━━━ Dataset excerpts ━━━
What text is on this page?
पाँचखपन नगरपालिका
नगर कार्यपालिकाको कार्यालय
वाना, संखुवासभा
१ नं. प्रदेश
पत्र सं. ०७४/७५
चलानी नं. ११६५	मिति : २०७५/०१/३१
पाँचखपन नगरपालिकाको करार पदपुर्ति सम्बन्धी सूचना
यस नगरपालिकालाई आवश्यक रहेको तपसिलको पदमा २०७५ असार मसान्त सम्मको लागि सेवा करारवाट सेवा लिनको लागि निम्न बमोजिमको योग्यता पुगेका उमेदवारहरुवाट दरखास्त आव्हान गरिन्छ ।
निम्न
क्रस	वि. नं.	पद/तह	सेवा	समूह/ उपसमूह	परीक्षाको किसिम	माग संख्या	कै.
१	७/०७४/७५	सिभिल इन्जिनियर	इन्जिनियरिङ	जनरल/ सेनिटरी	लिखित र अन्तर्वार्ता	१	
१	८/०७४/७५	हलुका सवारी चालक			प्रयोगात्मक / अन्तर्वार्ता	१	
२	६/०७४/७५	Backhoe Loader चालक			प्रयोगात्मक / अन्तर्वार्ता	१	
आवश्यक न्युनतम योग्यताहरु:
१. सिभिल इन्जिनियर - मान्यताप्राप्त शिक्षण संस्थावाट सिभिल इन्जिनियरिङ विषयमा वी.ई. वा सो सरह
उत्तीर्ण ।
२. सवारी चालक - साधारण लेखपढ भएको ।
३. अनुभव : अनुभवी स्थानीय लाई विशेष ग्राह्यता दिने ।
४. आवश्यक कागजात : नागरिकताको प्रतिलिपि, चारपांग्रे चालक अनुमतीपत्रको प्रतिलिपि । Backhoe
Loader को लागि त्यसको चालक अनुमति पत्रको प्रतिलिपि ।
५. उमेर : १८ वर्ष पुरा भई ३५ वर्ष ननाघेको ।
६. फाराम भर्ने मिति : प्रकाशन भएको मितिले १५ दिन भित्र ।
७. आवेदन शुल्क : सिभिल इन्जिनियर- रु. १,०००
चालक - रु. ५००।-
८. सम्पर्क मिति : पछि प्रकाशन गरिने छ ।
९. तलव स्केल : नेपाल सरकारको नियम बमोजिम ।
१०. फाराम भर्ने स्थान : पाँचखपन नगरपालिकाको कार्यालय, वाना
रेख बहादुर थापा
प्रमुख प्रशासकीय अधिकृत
━━━
(Goal of the exercise)
Retype the entries one by one, exactly.

(Task response)
What text is on this page?
पाँचखपन नगरपालिका
नगर कार्यपालिकाको कार्यालय
वाना, संखुवासभा
१ नं. प्रदेश
पत्र सं. ०७४/७५
चलानी नं. ११६५	मिति : २०७५/०१/३१
पाँचखपन नगरपालिकाको करार पदपुर्ति सम्बन्धी सूचना
यस नगरपालिकालाई आवश्यक रहेको तपसिलको पदमा २०७५ असार मसान्त सम्मको लागि सेवा करारवाट सेवा लिनको लागि निम्न बमोजिमको योग्यता पुगेका उमेदवारहरुवाट दरखास्त आव्हान गरिन्छ ।
निम्न
क्रस	वि. नं.	पद/तह	सेवा	समूह/ उपसमूह	परीक्षाको किसिम	माग संख्या	कै.
१	७/०७४/७५	सिभिल इन्जिनियर	इन्जिनियरिङ	जनरल/ सेनिटरी	लिखित र अन्तर्वार्ता	१	
१	८/०७४/७५	हलुका सवारी चालक			प्रयोगात्मक / अन्तर्वार्ता	१	
२	६/०७४/७५	Backhoe Loader चालक			प्रयोगात्मक / अन्तर्वार्ता	१	
आवश्यक न्युनतम योग्यताहरु:
१. सिभिल इन्जिनियर - मान्यताप्राप्त शिक्षण संस्थावाट सिभिल इन्जिनियरिङ विषयमा वी.ई. वा सो सरह
उत्तीर्ण ।
२. सवारी चालक - साधारण लेखपढ भएको ।
३. अनुभव : अनुभवी स्थानीय लाई विशेष ग्राह्यता दिने ।
४. आवश्यक कागजात : नागरिकताको प्रतिलिपि, चारपांग्रे चालक अनुमतीपत्रको प्रतिलिपि । Backhoe
Loader को लागि त्यसको चालक अनुमति पत्रको प्रतिलिपि ।
५. उमेर : १८ वर्ष पुरा भई ३५ वर्ष ननाघेको ।
६. फाराम भर्ने मिति : प्रकाशन भएको मितिले १५ दिन भित्र ।
७. आवेदन शुल्क : सिभिल इन्जिनियर- रु. १,०००
चालक - रु. ५००।-
८. सम्पर्क मिति : पछि प्रकाशन गरिने छ ।
९. तलव स्केल : नेपाल सरकारको नियम बमोजिम ।
१०. फाराम भर्ने स्थान : पाँचखपन नगरपालिकाको कार्यालय, वाना
रेख बहादुर थापा
प्रमुख प्रशासकीय अधिकृत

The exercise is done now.